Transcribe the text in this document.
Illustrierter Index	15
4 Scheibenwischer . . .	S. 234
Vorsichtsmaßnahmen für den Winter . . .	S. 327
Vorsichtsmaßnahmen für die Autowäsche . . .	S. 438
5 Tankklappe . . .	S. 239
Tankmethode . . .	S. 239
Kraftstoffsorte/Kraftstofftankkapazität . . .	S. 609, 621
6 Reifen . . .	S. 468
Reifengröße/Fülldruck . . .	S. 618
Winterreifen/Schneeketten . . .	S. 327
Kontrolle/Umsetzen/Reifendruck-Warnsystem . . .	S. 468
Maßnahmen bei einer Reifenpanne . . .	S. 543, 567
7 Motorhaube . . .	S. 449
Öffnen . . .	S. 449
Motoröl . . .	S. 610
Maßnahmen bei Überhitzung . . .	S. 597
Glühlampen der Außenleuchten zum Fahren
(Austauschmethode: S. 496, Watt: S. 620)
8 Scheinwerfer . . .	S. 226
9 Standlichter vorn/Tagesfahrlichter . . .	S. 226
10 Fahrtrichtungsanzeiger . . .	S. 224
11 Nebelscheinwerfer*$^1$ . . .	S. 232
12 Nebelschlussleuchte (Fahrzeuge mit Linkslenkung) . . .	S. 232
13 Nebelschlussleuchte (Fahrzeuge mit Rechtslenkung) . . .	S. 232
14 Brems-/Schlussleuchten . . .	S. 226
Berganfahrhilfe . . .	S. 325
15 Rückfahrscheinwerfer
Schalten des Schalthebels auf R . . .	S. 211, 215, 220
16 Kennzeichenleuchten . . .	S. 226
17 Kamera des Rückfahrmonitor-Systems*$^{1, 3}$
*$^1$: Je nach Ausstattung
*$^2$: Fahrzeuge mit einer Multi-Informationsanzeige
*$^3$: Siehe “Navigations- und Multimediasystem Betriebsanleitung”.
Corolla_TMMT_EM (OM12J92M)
**********
TASK. Output the listing above exactly as it appears.

OUTPUT FOR THIS TASK.
Transcribe the text in this document.
Illustrierter Index	15
4 Scheibenwischer . . .	S. 234
Vorsichtsmaßnahmen für den Winter . . .	S. 327
Vorsichtsmaßnahmen für die Autowäsche . . .	S. 438
5 Tankklappe . . .	S. 239
Tankmethode . . .	S. 239
Kraftstoffsorte/Kraftstofftankkapazität . . .	S. 609, 621
6 Reifen . . .	S. 468
Reifengröße/Fülldruck . . .	S. 618
Winterreifen/Schneeketten . . .	S. 327
Kontrolle/Umsetzen/Reifendruck-Warnsystem . . .	S. 468
Maßnahmen bei einer Reifenpanne . . .	S. 543, 567
7 Motorhaube . . .	S. 449
Öffnen . . .	S. 449
Motoröl . . .	S. 610
Maßnahmen bei Überhitzung . . .	S. 597
Glühlampen der Außenleuchten zum Fahren
(Austauschmethode: S. 496, Watt: S. 620)
8 Scheinwerfer . . .	S. 226
9 Standlichter vorn/Tagesfahrlichter . . .	S. 226
10 Fahrtrichtungsanzeiger . . .	S. 224
11 Nebelscheinwerfer*$^1$ . . .	S. 232
12 Nebelschlussleuchte (Fahrzeuge mit Linkslenkung) . . .	S. 232
13 Nebelschlussleuchte (Fahrzeuge mit Rechtslenkung) . . .	S. 232
14 Brems-/Schlussleuchten . . .	S. 226
Berganfahrhilfe . . .	S. 325
15 Rückfahrscheinwerfer
Schalten des Schalthebels auf R . . .	S. 211, 215, 220
16 Kennzeichenleuchten . . .	S. 226
17 Kamera des Rückfahrmonitor-Systems*$^{1, 3}$
*$^1$: Je nach Ausstattung
*$^2$: Fahrzeuge mit einer Multi-Informationsanzeige
*$^3$: Siehe “Navigations- und Multimediasystem Betriebsanleitung”.
Corolla_TMMT_EM (OM12J92M)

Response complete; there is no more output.